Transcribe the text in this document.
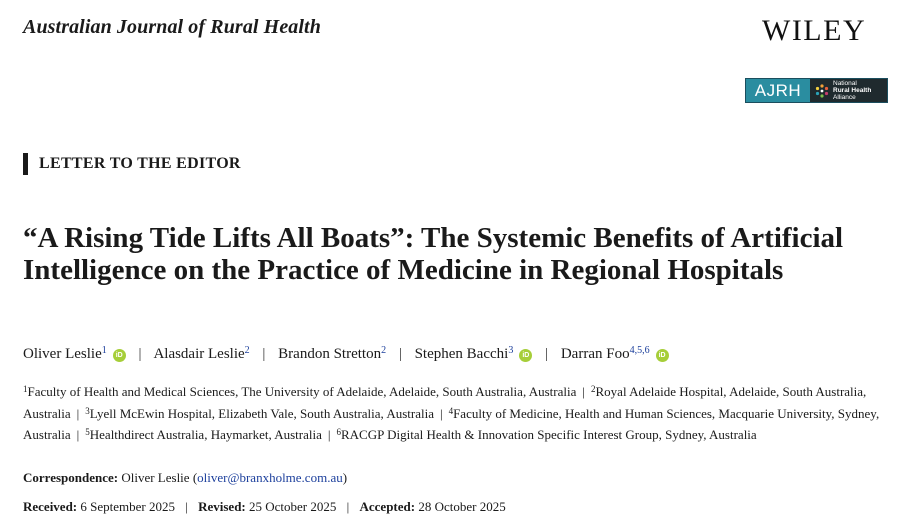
Australian Journal of Rural Health	WILEY
AJRH	National
Rural Health
Alliance
LETTER TO THE EDITOR
“A Rising Tide Lifts All Boats”: The Systemic Benefits of Artificial Intelligence on the Practice of Medicine in Regional Hospitals
Oliver Leslie$^1$ iD | Alasdair Leslie$^2$ | Brandon Stretton$^2$ | Stephen Bacchi$^3$ iD | Darran Foo$^{4,5,6}$ iD
$^1$Faculty of Health and Medical Sciences, The University of Adelaide, Adelaide, South Australia, Australia | $^2$Royal Adelaide Hospital, Adelaide, South Australia, Australia | $^3$Lyell McEwin Hospital, Elizabeth Vale, South Australia, Australia | $^4$Faculty of Medicine, Health and Human Sciences, Macquarie University, Sydney, Australia | $^5$Healthdirect Australia, Haymarket, Australia | $^6$RACGP Digital Health & Innovation Specific Interest Group, Sydney, Australia
Correspondence: Oliver Leslie (oliver@branxholme.com.au)
Received: 6 September 2025 | Revised: 25 October 2025 | Accepted: 28 October 2025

===

__Exercise goal__
Write out every record above exactly as it stands, but leave out the pictures.

__Exercise result__
Transcribe the text in this document.
Australian Journal of Rural Health	WILEY
AJRH	National
Rural Health
Alliance
LETTER TO THE EDITOR
“A Rising Tide Lifts All Boats”: The Systemic Benefits of Artificial Intelligence on the Practice of Medicine in Regional Hospitals
Oliver Leslie$^1$ iD | Alasdair Leslie$^2$ | Brandon Stretton$^2$ | Stephen Bacchi$^3$ iD | Darran Foo$^{4,5,6}$ iD
$^1$Faculty of Health and Medical Sciences, The University of Adelaide, Adelaide, South Australia, Australia | $^2$Royal Adelaide Hospital, Adelaide, South Australia, Australia | $^3$Lyell McEwin Hospital, Elizabeth Vale, South Australia, Australia | $^4$Faculty of Medicine, Health and Human Sciences, Macquarie University, Sydney, Australia | $^5$Healthdirect Australia, Haymarket, Australia | $^6$RACGP Digital Health & Innovation Specific Interest Group, Sydney, Australia
Correspondence: Oliver Leslie (oliver@branxholme.com.au)
Received: 6 September 2025 | Revised: 25 October 2025 | Accepted: 28 October 2025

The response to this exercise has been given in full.